Pull every line of the entries that has the word "JSON".
-- START Dataset content --
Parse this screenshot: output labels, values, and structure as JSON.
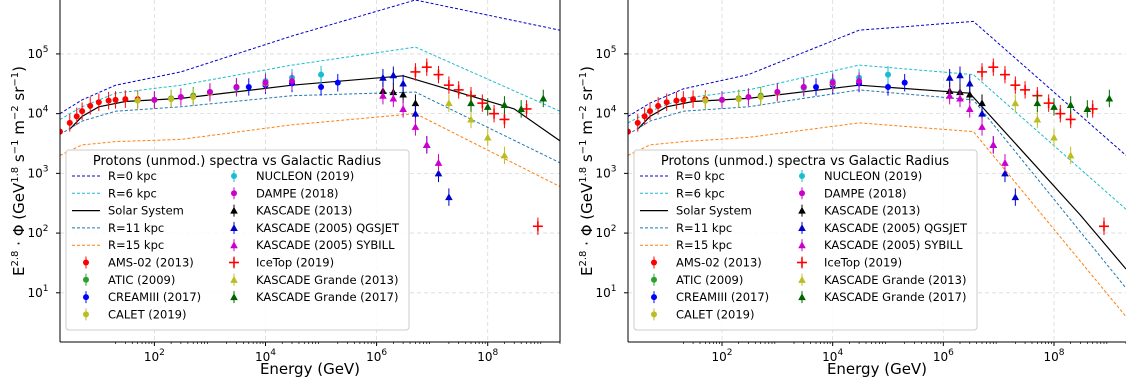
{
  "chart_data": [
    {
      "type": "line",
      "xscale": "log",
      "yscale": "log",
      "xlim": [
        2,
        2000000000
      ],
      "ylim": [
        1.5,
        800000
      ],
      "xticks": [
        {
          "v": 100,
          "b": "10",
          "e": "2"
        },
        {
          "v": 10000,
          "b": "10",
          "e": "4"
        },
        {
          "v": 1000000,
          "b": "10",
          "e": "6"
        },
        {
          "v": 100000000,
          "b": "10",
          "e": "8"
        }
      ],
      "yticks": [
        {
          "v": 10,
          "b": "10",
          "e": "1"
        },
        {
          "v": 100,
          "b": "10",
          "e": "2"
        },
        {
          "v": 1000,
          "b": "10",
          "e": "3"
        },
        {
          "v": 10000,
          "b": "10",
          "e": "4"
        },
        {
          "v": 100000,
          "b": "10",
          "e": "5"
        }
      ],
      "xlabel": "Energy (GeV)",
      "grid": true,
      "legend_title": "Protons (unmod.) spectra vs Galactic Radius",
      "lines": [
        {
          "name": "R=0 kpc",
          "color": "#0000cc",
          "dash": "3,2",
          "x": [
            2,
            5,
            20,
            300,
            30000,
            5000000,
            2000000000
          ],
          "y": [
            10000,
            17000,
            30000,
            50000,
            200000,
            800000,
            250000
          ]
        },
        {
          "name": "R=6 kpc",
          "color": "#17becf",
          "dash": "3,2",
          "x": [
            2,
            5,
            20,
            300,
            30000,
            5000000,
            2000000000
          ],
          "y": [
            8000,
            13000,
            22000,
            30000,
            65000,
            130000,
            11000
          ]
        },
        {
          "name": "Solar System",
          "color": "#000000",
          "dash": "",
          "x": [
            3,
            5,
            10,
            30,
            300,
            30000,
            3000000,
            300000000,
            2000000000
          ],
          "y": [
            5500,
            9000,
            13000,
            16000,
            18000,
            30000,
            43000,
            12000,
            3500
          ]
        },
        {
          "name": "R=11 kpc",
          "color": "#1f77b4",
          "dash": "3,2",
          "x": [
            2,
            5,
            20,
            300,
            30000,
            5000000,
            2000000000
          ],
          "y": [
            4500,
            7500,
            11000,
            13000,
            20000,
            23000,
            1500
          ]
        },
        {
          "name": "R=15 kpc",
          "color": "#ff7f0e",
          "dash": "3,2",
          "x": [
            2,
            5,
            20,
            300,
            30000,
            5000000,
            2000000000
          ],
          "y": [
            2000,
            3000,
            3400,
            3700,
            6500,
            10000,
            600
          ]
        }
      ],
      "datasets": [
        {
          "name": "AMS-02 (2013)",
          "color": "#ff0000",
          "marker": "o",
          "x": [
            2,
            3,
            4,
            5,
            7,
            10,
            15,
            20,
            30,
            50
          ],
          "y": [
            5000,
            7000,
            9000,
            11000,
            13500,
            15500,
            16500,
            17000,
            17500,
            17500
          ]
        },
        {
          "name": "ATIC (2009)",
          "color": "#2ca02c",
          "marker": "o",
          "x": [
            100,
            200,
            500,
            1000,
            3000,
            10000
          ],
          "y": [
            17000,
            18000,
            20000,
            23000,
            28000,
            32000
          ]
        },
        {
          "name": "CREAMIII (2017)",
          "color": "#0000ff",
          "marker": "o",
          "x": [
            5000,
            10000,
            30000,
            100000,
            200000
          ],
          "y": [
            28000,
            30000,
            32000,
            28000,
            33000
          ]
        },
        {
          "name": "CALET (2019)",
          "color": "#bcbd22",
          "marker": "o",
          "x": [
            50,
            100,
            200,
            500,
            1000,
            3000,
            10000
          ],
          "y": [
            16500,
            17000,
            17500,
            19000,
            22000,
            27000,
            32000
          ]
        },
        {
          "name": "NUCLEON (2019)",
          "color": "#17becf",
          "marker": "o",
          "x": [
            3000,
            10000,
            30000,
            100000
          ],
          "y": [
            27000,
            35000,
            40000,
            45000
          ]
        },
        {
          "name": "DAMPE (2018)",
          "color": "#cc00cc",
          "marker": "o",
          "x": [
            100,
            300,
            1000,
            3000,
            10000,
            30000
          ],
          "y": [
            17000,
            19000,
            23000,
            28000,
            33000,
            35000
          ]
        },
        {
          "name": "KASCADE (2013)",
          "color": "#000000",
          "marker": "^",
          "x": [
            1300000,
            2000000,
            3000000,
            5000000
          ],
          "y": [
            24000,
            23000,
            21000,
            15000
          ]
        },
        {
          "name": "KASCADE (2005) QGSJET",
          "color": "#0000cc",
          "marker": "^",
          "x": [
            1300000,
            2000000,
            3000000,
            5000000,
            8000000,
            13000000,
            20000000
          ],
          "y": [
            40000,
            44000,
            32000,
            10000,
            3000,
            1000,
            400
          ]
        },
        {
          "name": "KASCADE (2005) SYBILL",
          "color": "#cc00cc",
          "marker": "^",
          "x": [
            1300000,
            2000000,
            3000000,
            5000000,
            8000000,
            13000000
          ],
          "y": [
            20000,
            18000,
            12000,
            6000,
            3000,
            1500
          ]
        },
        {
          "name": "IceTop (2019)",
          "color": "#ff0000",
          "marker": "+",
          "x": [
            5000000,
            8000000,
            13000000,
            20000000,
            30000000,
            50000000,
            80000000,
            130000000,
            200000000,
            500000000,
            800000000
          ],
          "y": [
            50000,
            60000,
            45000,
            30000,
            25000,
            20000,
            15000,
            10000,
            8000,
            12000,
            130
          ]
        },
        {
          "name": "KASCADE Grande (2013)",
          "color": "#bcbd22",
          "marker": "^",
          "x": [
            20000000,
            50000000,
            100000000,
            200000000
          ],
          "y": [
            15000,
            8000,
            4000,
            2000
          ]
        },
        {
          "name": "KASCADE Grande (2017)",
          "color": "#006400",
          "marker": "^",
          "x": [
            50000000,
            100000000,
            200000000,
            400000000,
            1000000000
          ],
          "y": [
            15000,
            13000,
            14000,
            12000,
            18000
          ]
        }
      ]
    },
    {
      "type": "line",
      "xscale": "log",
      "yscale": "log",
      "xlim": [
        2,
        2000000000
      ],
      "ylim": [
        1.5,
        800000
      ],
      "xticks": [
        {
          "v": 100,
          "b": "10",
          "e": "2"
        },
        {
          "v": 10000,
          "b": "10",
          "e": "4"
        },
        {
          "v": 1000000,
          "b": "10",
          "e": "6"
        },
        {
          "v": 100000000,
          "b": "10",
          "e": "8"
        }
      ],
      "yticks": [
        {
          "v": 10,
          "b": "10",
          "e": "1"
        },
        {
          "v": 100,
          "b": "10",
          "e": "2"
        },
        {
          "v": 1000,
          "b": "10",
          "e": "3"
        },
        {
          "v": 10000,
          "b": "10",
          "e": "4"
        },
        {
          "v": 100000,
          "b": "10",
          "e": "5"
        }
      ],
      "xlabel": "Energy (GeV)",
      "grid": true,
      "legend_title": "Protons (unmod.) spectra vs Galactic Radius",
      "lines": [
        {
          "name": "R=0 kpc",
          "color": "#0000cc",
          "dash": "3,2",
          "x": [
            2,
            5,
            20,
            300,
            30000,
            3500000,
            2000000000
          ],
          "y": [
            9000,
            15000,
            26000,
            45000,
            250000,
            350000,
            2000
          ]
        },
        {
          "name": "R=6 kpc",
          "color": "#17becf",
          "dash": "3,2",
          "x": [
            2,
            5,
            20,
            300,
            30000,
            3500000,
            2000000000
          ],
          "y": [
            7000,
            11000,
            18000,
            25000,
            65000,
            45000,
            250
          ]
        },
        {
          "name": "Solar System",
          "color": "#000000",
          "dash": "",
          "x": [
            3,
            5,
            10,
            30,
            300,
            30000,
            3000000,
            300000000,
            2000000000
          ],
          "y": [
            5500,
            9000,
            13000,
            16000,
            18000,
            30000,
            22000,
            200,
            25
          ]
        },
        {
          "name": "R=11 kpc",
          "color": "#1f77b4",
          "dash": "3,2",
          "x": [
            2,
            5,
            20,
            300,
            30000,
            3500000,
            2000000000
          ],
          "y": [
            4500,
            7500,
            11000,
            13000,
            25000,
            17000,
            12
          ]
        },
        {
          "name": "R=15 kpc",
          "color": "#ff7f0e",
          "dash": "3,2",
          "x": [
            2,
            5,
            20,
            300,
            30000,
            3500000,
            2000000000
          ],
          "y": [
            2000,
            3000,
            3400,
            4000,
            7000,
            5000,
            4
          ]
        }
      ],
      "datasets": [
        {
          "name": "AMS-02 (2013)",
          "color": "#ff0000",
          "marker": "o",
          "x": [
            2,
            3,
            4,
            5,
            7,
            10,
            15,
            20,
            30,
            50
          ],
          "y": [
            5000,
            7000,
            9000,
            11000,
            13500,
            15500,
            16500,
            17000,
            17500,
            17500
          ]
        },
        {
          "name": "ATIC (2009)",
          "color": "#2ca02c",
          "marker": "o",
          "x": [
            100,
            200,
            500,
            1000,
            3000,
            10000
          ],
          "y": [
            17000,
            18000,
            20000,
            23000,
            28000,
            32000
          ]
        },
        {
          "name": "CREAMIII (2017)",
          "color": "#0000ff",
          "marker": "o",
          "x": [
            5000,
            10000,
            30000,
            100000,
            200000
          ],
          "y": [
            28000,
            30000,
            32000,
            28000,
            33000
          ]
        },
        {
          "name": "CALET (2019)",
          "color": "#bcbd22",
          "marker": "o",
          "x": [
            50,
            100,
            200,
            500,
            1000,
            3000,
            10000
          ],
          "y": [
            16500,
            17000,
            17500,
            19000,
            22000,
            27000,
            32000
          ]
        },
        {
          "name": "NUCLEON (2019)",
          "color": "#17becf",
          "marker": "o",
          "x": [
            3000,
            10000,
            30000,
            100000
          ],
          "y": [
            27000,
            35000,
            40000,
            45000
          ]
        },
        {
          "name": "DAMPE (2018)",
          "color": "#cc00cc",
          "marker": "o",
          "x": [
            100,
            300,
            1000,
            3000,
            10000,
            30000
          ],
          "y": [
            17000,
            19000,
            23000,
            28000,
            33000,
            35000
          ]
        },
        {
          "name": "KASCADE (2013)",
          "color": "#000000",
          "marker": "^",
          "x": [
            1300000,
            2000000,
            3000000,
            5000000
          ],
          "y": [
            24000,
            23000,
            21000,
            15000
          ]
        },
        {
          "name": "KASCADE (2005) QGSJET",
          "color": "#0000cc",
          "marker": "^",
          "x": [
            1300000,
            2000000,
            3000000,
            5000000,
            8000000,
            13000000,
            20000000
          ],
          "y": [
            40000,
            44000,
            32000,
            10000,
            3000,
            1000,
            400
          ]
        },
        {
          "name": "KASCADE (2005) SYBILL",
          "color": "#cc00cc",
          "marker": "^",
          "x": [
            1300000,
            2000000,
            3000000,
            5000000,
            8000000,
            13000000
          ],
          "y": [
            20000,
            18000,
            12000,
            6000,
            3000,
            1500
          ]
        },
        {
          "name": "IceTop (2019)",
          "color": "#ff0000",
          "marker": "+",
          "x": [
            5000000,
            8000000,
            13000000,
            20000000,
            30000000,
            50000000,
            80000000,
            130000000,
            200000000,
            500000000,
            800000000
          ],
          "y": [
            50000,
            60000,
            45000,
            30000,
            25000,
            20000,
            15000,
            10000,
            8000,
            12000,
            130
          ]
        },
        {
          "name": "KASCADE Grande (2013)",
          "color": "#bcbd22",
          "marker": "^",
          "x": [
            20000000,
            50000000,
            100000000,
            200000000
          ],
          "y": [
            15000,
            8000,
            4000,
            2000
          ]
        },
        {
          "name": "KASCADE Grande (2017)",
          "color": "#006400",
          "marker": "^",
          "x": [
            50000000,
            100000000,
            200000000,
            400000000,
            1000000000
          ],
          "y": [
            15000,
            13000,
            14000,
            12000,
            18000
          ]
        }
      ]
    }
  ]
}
-- END Dataset content --
-- START Dataset content --
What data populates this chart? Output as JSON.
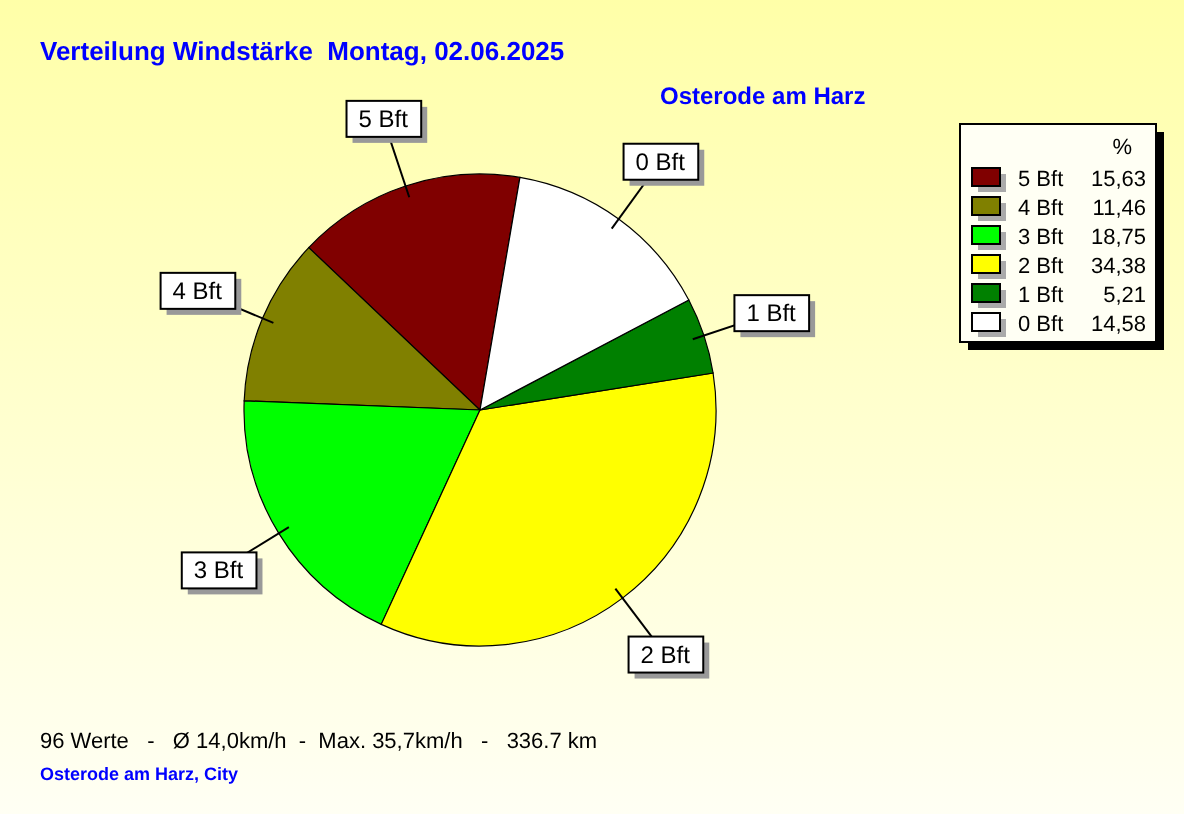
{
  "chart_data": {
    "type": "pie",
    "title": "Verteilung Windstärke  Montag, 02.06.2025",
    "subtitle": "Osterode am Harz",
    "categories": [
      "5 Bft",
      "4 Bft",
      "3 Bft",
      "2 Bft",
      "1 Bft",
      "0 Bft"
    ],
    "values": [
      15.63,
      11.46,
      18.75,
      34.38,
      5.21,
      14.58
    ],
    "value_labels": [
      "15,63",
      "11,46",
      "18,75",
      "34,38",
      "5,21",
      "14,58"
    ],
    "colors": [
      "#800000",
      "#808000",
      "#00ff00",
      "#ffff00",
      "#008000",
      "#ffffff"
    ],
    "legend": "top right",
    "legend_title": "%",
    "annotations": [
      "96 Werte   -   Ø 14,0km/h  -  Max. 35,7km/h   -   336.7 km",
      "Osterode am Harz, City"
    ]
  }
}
-- END Dataset content --
## Final answer:
Parse this screenshot: output labels, values, and structure as JSON.
What data populates this chart? Output as JSON.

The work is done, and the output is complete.